◆ Work to complete
Using the material below, copy every line where "barreras" appears.

##### Task inputs #####

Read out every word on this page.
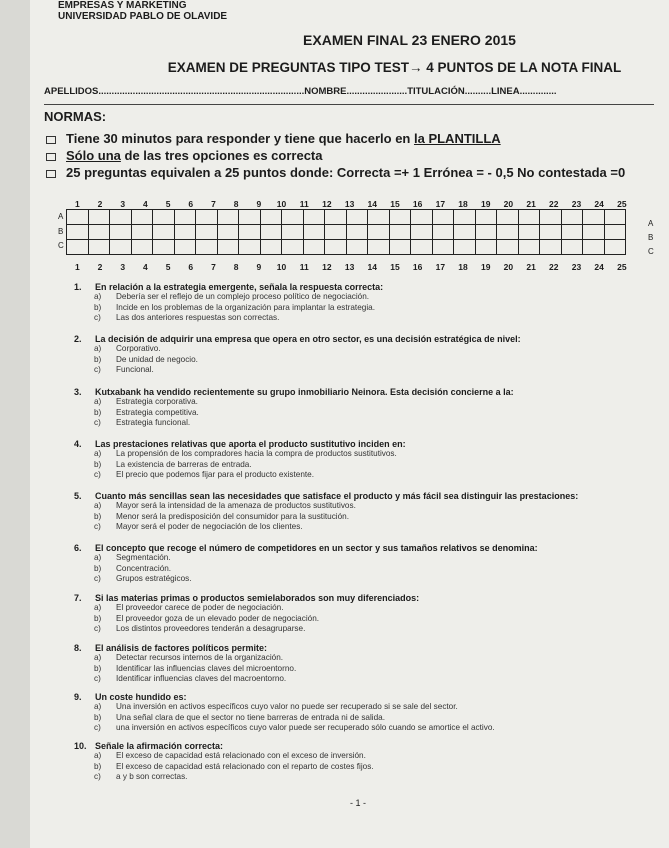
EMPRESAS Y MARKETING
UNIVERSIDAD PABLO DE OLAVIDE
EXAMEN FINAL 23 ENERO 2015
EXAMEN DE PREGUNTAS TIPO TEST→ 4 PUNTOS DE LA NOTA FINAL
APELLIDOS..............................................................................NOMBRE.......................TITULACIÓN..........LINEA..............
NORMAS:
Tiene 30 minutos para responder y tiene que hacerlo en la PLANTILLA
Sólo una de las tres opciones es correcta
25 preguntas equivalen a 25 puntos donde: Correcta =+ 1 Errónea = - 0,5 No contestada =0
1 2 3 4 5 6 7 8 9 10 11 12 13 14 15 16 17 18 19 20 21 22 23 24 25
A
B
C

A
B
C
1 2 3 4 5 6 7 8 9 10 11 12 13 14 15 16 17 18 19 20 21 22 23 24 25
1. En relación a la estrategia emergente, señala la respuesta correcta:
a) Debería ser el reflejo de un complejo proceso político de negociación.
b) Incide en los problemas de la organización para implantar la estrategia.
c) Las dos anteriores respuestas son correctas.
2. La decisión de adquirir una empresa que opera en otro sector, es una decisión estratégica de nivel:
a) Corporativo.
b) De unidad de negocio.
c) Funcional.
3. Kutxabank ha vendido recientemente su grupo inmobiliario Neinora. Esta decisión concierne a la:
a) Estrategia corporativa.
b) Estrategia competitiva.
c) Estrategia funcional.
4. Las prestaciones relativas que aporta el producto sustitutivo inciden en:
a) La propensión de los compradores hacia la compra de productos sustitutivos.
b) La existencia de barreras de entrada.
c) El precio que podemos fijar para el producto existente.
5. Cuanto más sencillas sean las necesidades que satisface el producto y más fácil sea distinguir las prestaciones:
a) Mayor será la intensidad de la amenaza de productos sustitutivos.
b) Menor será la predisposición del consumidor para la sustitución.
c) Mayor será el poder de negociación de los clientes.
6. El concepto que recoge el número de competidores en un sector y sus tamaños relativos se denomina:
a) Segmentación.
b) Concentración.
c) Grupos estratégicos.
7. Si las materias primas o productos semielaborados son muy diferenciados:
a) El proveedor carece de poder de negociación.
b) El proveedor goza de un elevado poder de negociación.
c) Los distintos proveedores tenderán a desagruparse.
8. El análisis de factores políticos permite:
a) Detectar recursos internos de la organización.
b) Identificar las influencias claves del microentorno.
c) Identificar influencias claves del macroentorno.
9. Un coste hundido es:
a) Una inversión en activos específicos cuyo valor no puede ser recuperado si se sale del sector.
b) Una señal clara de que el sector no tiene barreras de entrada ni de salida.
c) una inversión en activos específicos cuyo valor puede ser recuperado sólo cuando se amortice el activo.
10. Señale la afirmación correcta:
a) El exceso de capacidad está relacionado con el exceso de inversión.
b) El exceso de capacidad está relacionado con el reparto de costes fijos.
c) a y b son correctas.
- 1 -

#####
##### Task inputs #####

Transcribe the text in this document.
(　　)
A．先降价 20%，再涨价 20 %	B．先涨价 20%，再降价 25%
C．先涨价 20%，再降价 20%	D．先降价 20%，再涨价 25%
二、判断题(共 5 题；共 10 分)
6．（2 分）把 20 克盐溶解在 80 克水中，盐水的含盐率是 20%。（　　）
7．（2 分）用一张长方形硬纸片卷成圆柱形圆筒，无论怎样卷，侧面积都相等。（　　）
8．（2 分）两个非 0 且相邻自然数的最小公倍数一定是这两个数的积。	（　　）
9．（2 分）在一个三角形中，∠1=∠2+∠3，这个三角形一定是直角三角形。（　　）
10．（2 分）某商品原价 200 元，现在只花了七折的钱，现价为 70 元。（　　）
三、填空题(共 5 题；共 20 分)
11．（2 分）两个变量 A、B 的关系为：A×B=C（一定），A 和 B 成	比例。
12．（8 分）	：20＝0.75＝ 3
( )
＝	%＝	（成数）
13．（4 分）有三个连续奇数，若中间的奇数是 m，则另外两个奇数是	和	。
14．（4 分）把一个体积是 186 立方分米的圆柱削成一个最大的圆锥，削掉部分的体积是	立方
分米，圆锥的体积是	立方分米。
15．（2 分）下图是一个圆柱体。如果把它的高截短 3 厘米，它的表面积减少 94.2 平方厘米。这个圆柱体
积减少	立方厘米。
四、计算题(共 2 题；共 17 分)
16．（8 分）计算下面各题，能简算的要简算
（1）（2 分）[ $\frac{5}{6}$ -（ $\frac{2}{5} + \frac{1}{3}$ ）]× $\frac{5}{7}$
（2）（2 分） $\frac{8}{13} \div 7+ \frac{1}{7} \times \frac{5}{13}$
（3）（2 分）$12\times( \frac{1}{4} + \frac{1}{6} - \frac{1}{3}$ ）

#####
##### Task inputs #####

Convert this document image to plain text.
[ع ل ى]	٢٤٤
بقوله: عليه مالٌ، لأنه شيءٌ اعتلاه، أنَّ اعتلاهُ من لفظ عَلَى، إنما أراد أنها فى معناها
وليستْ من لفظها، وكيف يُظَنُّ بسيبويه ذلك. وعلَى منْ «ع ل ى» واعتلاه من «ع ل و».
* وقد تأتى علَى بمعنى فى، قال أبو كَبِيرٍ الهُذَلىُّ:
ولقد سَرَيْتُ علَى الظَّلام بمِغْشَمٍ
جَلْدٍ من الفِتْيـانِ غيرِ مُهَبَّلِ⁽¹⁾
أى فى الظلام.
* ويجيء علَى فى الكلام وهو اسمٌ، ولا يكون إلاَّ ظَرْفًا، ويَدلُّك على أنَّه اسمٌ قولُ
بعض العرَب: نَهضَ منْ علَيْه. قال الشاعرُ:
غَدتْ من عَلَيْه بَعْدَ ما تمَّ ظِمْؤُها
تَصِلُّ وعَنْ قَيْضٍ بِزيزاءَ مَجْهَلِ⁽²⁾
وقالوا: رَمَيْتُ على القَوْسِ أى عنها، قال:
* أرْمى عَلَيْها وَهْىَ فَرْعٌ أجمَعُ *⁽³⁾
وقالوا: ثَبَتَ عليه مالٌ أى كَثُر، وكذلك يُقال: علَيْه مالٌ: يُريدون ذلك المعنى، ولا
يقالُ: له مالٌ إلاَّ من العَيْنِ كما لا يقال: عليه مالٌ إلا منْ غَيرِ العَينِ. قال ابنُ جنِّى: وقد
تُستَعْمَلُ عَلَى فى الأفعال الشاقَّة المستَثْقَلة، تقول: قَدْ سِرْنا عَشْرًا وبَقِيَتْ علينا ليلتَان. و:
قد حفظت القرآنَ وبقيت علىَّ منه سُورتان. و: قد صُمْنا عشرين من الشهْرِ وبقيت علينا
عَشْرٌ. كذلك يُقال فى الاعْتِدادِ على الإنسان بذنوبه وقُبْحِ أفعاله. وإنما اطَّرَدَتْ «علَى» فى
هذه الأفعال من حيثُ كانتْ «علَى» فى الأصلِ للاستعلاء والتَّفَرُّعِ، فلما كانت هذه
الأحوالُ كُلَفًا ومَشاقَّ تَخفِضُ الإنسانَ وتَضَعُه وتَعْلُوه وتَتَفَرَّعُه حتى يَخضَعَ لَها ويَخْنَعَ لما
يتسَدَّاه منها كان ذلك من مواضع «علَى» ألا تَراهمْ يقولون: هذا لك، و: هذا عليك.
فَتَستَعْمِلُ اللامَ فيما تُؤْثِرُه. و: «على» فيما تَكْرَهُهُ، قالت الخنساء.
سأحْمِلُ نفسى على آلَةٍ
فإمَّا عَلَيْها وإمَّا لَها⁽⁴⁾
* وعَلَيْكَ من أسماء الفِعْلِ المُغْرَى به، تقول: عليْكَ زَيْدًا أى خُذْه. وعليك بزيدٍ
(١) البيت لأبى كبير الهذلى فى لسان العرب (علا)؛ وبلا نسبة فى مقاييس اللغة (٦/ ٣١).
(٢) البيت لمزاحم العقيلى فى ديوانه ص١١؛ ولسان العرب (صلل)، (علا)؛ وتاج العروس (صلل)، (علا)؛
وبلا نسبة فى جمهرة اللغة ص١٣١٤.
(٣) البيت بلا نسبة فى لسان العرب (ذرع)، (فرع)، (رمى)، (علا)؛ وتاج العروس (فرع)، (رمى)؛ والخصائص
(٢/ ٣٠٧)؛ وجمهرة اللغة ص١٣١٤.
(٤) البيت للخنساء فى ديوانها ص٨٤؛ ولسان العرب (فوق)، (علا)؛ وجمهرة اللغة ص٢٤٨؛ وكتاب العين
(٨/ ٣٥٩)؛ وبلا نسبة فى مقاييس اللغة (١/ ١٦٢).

#####

◆ Reply
b) La existencia de barreras de entrada.
b) Una señal clara de que el sector no tiene barreras de entrada ni de salida.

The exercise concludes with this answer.